DATA:
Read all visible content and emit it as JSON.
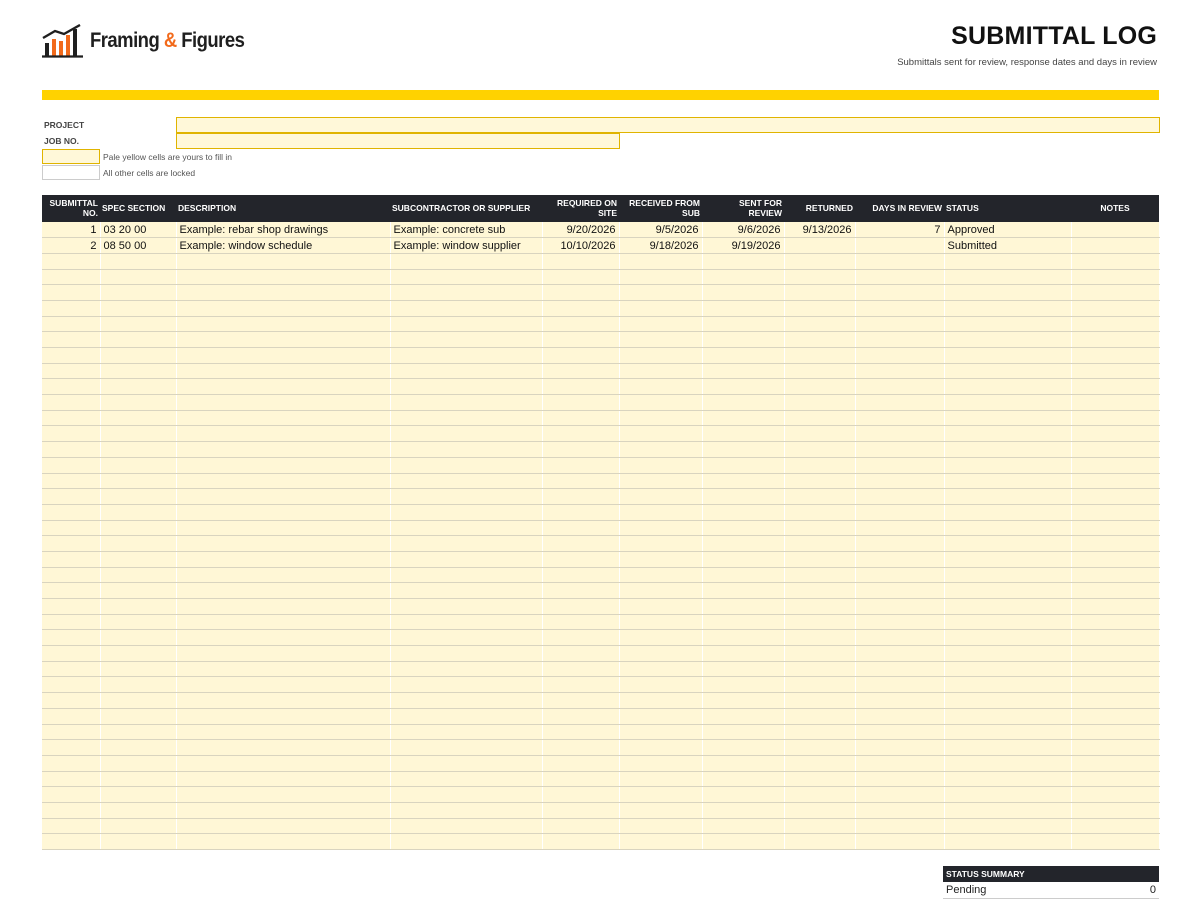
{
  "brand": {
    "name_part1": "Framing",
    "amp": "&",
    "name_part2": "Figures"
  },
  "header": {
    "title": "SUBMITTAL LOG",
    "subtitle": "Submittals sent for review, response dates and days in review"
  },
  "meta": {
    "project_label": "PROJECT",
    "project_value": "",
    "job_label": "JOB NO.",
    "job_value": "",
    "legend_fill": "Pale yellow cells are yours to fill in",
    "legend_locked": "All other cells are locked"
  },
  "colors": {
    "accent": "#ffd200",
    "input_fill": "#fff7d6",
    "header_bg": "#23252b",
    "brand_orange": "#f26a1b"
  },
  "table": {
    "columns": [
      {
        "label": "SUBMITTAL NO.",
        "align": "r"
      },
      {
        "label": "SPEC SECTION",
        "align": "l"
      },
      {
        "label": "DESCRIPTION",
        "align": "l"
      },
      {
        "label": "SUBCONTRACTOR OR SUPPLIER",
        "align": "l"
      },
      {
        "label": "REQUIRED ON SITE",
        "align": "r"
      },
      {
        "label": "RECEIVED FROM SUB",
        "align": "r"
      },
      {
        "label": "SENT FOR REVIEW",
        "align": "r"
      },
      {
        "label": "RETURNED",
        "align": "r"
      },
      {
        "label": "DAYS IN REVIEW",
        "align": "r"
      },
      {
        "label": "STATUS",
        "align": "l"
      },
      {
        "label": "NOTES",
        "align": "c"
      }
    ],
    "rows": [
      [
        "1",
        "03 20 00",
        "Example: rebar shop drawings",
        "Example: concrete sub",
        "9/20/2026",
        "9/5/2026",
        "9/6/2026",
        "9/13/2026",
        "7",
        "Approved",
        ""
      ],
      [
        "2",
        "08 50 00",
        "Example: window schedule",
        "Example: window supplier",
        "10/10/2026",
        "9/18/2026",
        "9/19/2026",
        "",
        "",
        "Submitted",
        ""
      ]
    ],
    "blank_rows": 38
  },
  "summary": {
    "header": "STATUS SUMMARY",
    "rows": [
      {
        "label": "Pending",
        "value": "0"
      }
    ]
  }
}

...

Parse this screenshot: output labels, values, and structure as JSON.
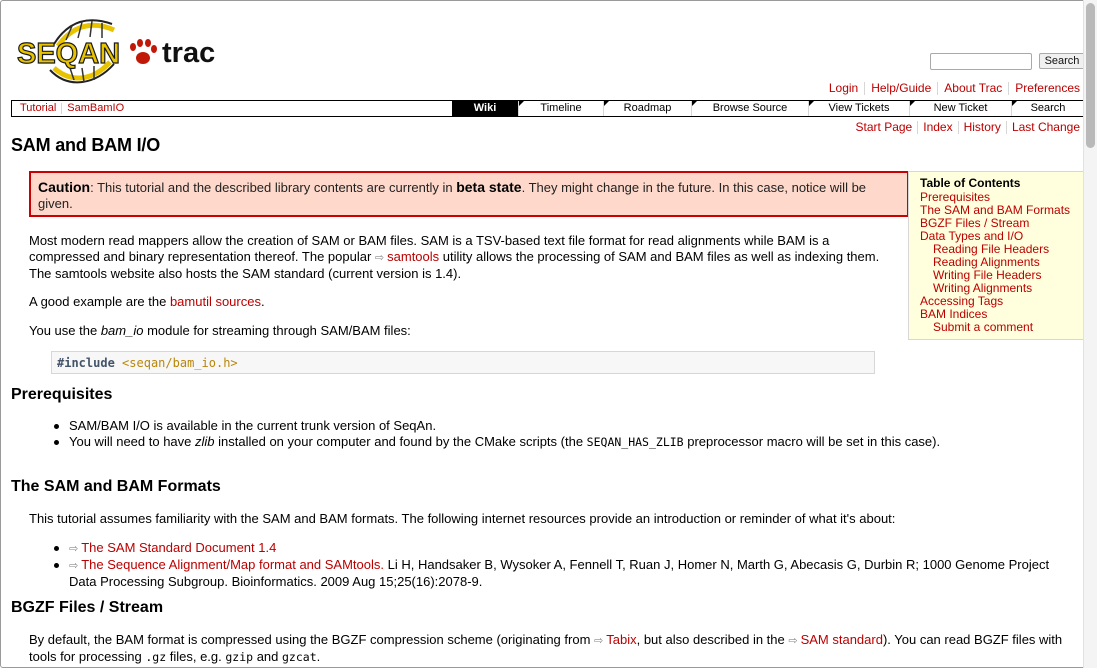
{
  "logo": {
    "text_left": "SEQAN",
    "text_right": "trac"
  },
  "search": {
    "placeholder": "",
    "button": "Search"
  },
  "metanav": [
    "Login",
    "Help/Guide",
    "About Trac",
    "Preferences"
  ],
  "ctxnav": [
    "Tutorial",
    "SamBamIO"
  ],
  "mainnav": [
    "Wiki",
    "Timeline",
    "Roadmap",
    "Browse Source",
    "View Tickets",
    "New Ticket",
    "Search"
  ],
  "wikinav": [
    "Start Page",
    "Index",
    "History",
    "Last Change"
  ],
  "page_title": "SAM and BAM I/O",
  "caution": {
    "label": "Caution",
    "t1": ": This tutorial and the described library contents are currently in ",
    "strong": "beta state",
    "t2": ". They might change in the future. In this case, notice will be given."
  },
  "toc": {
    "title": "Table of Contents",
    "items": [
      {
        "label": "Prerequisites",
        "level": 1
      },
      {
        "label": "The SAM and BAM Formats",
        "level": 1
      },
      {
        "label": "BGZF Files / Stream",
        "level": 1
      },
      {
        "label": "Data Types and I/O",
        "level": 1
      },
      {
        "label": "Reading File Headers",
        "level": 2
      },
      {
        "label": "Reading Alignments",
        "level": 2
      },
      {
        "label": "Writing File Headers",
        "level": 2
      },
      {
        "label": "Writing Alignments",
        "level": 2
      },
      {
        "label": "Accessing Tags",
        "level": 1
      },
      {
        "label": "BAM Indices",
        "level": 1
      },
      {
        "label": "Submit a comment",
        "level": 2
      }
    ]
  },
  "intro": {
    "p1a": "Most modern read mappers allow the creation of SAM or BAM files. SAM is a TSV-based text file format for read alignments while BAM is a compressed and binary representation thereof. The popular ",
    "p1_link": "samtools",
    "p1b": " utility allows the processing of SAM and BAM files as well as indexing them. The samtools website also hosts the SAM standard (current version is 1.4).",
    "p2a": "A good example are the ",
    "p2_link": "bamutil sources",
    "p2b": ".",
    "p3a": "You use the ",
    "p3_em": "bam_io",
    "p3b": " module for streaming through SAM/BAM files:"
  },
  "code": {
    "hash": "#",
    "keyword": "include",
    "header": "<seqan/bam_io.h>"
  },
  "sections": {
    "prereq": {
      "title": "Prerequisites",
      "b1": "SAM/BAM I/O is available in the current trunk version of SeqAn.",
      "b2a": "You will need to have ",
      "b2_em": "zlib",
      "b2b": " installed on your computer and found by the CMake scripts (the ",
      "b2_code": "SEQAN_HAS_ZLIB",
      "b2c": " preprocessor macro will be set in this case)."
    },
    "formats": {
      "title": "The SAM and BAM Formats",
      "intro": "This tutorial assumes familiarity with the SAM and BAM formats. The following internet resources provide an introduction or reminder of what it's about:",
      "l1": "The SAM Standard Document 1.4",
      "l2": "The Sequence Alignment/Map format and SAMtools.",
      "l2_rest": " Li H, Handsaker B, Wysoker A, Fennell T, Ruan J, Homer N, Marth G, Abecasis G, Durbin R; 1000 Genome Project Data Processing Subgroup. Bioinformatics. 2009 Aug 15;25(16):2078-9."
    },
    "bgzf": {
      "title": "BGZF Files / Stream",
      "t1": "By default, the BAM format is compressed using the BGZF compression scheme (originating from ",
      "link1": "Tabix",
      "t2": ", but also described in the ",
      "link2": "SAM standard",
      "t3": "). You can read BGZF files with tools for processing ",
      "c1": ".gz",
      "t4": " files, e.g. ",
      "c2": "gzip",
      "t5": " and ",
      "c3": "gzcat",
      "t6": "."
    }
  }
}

THE TASK: What is needed is every line of the records above that contains the word "version".

EXPECTED ANSWER:
    "p1b": " utility allows the processing of SAM and BAM files as well as indexing them. The samtools website also hosts the SAM standard (current version is 1.4).",
      "b1": "SAM/BAM I/O is available in the current trunk version of SeqAn.",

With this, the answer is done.